#### Excerpt provided
───

R/function_CompareFiles.R
In HYPEtools: Tools for Processing and Analyzing Files from the Hydrological Catchment Model HYPE

Documented in CompareFiles

#' Compare HYPE model files to identify any differences.
#'
#' Compare HYPE model files to identify any differences, typically used to check that no undesired changes were made when writing a new file.
#'
#' @param x Path to a HYPE model file to read, or an existing list/data frame object for a HYPE model file.
#' File contents are compared to those of \code{y}.
#' @param y Path to a HYPE model file to read, or an existing list/data frame object for a HYPE model file.
#' File contents are compared to those of \code{x}.
#' @param type Character string identifying the type of HYPE model file. Used to determine appropriate read function. One of
#' \code{AquiferData}, \code{BasinOutput}, \code{BranchData}, \code{CropData}, \code{DamData}, \code{ForcKey}, \code{FloodData}, \code{GeoClass},
#' \code{GeoData}, \code{Info}, \code{LakeData}, \code{MapOutput}, \code{MgmtData}, \code{Optpar}, \code{Par}, \code{PointSourceData}, \code{Obs},
#' \code{Simass}, \code{Subass}, \code{TimeOutput}, or \code{Xobs}.
#' @param by Character vector, names of columns in \code{x} and \code{y} to use to join data. See [dplyr::full_join].
#' @param compare.order Logical, whether or not the order of the rows should be compared. If \code{TRUE}, then \code{x} and \code{y}
#' will also be joined by row number. See [dplyr::full_join].
#' @param threshold Numeric, threshold difference for comparison of numeric values. Set to 0 to only accept identical values.
#' @param ... Other arguments passed on to functions to read the files to compare (e.g. \code{\link{ReadGeoData}}, \code{\link{ReadPar}}, etc.).

───

#### Stored data
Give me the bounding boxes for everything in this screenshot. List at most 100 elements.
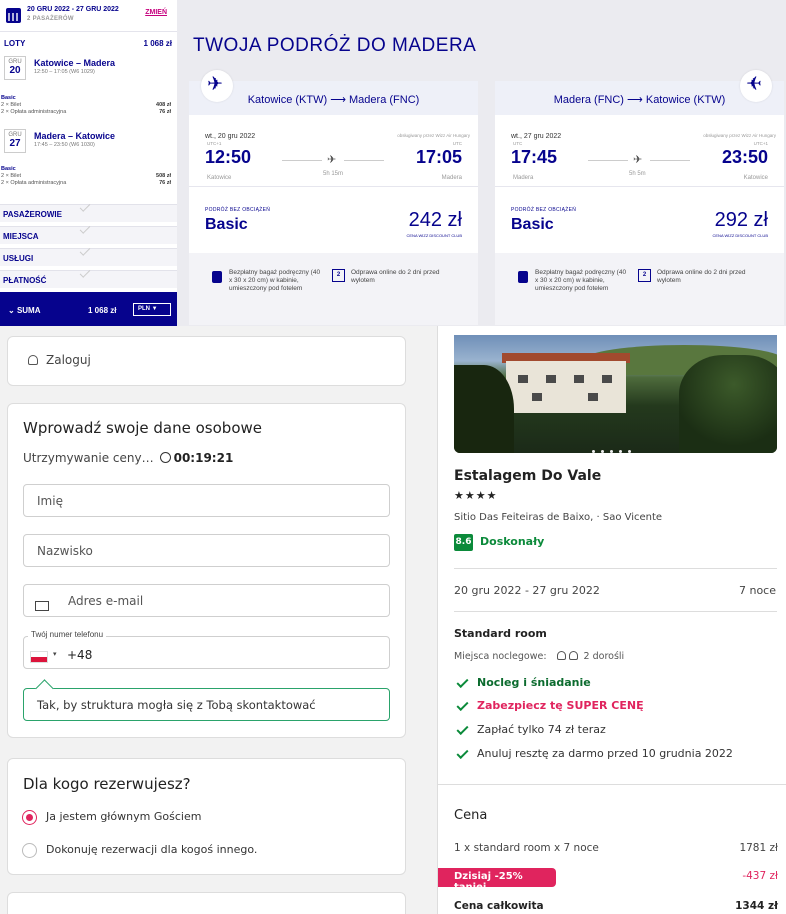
flight-duration: 5h 5m [629,171,646,177]
fare-price: 292 zł [714,209,768,231]
poland-flag-icon[interactable] [30,651,48,663]
check-icon [456,746,469,760]
fare-name: Basic [205,216,248,233]
trip-title: TWOJA PODRÓŻ DO MADERA [193,35,477,56]
carousel-dots[interactable] [592,438,637,453]
check-icon [456,722,469,736]
calendar-icon [6,8,21,23]
last-name-input[interactable] [23,534,390,567]
arrival-time: 17:05 [415,147,462,167]
radio-label[interactable]: Ja jestem głównym Gościem [46,810,201,823]
fare-price: 242 zł [408,209,462,231]
check-icon [456,675,469,689]
hotel-summary: Estalagem Do Vale ★★★★ Sitio Das Feiteir… [437,326,786,914]
operator-text: obsługiwany przez Wizz Air Hungary [397,133,470,138]
section-passengers[interactable]: PASAŻEROWIE [0,201,177,222]
flight-summary-area: 20 GRU 2022 - 27 GRU 2022 2 PASAŻERÓW ZM… [0,0,786,326]
departure-plane-icon: ✈ [201,70,233,102]
segment-calendar: GRU 27 [4,129,26,153]
booking-for-panel: Dla kogo rezerwujesz? Ja jestem głównym … [7,758,406,875]
hotel-name: Estalagem Do Vale [454,468,602,484]
sum-value: 1 068 zł [88,306,117,315]
booking-sidebar: 20 GRU 2022 - 27 GRU 2022 2 PASAŻERÓW ZM… [0,0,177,326]
date-range: 20 GRU 2022 - 27 GRU 2022 [27,6,119,13]
next-panel [7,892,406,914]
user-icon [28,355,38,365]
currency-select[interactable]: PLN ▼ [133,303,171,316]
sum-bar[interactable]: ⌄ SUMA 1 068 zł PLN ▼ [0,292,177,326]
fare-name: Basic [511,216,554,233]
discount-badge: Dzisiaj -25% taniej [438,868,556,893]
flight-duration: 5h 15m [323,171,344,177]
review-score: 8.6 [454,534,473,551]
price-line-label: 1 x standard room x 7 noce [454,842,599,854]
room-type: Standard room [454,627,547,640]
segment-calendar: GRU 20 [4,56,26,80]
feature-breakfast: Nocleg i śniadanie [477,676,591,689]
operator-text: obsługiwany przez Wizz Air Hungary [703,133,776,138]
first-name-input[interactable] [23,484,390,517]
sidebar-dates: 20 GRU 2022 - 27 GRU 2022 2 PASAŻERÓW ZM… [0,0,177,32]
fare-lines-return: Basic 2 × Bilet 508 zł 2 × Opłata adminis… [1,166,171,186]
chevron-down-icon[interactable]: ▾ [53,650,57,658]
personal-data-panel: Wprowadź swoje dane osobowe Utrzymywanie… [7,403,406,738]
beds-info: Miejsca noclegowe: 2 dorośli [454,651,625,662]
feature-free-cancel: Anuluj resztę za darmo przed 10 grudnia … [477,747,733,760]
check-icon [456,698,469,712]
total-label: Cena całkowita [454,900,544,912]
arrival-time: 23:50 [721,147,768,167]
phone-prefix: +48 [67,648,93,662]
feature-super-price: Zabezpiecz tę SUPER CENĘ [477,699,644,712]
form-title: Wprowadź swoje dane osobowe [23,419,262,437]
chevron-down-icon [79,201,91,212]
segment-times: 12:50 – 17:05 (W6 1029) [34,69,95,75]
radio-main-guest[interactable] [22,810,37,825]
segment-times: 17:45 – 23:50 (W6 1030) [34,142,95,148]
chevron-down-icon [79,223,91,234]
phone-tooltip: Tak, by struktura mogła się z Tobą skont… [23,688,390,721]
fare-lines-outbound: Basic 2 × Bilet 408 zł 2 × Opłata adminis… [1,95,171,115]
review-label: Doskonały [480,535,545,548]
change-link[interactable]: ZMIEŃ [145,9,167,16]
price-line-value: 1781 zł [739,842,778,854]
hotel-stars: ★★★★ [454,489,498,502]
departure-time: 17:45 [511,147,558,167]
calendar-icon: 2 [332,269,345,282]
sum-label: ⌄ SUMA [8,306,41,315]
email-input[interactable] [23,584,390,617]
card-footer: Bezpłatny bagaż podręczny (40 x 30 x 20 … [189,253,478,325]
login-panel[interactable]: Zaloguj [7,336,406,386]
person-icon [568,651,578,660]
flights-section: LOTY 1 068 zł [4,39,172,48]
airplane-icon: ✈ [327,154,337,166]
login-button[interactable]: Zaloguj [28,353,91,367]
passenger-count: 2 PASAŻERÓW [27,16,74,22]
person-icon [556,651,566,660]
airplane-icon: ✈ [633,154,643,166]
segment-route: Katowice – Madera [34,58,116,68]
section-seats[interactable]: MIEJSCA [0,223,177,244]
flights-total: 1 068 zł [143,39,172,48]
discount-value: -437 zł [742,870,778,882]
section-services[interactable]: USŁUGI [0,245,177,266]
feature-pay-now: Zapłać tylko 74 zł teraz [477,723,606,736]
hold-timer: 00:19:21 [173,451,234,465]
radio-someone-else[interactable] [22,843,37,858]
stay-dates: 20 gru 2022 - 27 gru 2022 [454,584,600,597]
price-hold: Utrzymywanie ceny… 00:19:21 [23,451,234,465]
section-payment[interactable]: PŁATNOŚĆ [0,267,177,288]
phone-label: Twój numer telefonu [28,630,107,639]
segment-route: Madera – Katowice [34,131,116,141]
radio-label[interactable]: Dokonuję rezerwacji dla kogoś innego. [46,843,257,856]
hotel-photo[interactable] [454,335,777,453]
chevron-down-icon [79,267,91,278]
departure-time: 12:50 [205,147,252,167]
stay-nights: 7 noce [738,584,776,597]
flight-date: wt., 27 gru 2022 [511,133,562,140]
flight-date: wt., 20 gru 2022 [205,133,256,140]
hotel-address: Sitio Das Feiteiras de Baixo, · Sao Vice… [454,512,663,523]
flight-card-return: Madera (FNC) ⟶ Katowice (KTW) wt., 27 gr… [495,81,784,325]
booking-for-title: Dla kogo rezerwujesz? [23,775,191,793]
mail-icon [35,601,49,611]
card-footer: Bezpłatny bagaż podręczny (40 x 30 x 20 … [495,253,784,325]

───

#### Written problem A
In the CompareFiles documentation, what value should threshold be set to so that only identical values are accepted?
#### Written problem B
In the CompareFiles documentation, take the part that opens with the words containing "#' @param by" and closes with "number. See [dplyr::full_join].", and write it out again with "full_join" swapped for "inner_join".
The records have no connection to the text.

#### Problem solution A
0

#### Problem solution B
#' @param by Character vector, names of columns in \code{x} and \code{y} to use to join data. See [dplyr::inner_join].
#' @param compare.order Logical, whether or not the order of the rows should be compared. If \code{TRUE}, then \code{x} and \code{y}
#' will also be joined by row number. See [dplyr::inner_join].